====== Information shown ======

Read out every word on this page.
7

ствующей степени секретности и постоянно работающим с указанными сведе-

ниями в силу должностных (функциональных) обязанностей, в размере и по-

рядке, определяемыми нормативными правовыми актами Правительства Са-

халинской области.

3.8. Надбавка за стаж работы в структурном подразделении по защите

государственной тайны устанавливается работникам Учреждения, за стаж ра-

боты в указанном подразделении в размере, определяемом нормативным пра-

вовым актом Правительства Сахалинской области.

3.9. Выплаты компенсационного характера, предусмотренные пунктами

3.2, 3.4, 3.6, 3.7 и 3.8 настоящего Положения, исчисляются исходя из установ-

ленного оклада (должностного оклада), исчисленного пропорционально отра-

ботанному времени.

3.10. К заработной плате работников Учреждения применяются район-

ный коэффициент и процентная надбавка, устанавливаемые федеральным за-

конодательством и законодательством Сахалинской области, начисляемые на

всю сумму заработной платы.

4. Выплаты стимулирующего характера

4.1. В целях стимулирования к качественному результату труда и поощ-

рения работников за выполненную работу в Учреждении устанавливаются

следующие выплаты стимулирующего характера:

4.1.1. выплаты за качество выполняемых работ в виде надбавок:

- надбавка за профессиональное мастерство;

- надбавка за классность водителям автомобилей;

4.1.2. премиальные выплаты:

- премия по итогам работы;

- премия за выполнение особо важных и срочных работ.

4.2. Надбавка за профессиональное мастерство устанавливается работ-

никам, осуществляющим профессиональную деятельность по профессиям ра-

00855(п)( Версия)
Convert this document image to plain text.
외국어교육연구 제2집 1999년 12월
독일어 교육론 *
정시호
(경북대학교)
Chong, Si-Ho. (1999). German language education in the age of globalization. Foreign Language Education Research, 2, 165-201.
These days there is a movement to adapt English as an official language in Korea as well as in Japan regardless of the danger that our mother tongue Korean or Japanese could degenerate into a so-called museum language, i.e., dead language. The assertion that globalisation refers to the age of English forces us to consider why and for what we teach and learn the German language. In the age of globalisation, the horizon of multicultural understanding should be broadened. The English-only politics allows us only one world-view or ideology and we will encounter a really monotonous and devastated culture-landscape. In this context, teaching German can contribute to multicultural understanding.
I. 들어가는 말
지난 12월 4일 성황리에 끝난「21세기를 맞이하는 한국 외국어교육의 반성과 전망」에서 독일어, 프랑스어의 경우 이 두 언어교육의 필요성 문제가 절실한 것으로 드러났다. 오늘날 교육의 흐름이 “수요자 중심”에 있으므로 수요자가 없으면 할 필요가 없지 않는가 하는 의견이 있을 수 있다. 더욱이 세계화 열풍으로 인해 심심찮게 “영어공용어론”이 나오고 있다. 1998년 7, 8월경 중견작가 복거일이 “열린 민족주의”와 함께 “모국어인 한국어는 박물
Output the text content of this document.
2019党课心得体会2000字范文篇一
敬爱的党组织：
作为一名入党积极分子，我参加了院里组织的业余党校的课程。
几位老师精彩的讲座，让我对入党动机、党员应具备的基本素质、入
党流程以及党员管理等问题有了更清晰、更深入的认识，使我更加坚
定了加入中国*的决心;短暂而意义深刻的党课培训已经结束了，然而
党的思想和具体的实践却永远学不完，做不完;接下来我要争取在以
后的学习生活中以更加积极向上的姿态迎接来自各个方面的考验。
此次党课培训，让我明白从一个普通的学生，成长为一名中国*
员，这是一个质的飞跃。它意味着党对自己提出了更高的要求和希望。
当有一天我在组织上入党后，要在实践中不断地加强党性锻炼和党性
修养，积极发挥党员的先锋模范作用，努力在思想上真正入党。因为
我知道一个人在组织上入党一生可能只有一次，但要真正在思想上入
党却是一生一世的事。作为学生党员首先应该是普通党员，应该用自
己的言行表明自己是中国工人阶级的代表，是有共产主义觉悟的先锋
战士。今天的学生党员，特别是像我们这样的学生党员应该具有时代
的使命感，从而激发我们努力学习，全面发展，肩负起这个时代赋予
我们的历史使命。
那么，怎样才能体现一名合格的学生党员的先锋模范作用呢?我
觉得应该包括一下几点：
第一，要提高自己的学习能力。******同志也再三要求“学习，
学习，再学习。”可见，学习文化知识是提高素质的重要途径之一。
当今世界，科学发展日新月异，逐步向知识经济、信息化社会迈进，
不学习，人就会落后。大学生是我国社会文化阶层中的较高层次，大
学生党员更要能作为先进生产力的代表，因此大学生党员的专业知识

======

Identify each line in the records above containing the word "мастерство"; copy those lines.

- надбавка за профессиональное мастерство;
4.2. Надбавка за профессиональное мастерство устанавливается работ-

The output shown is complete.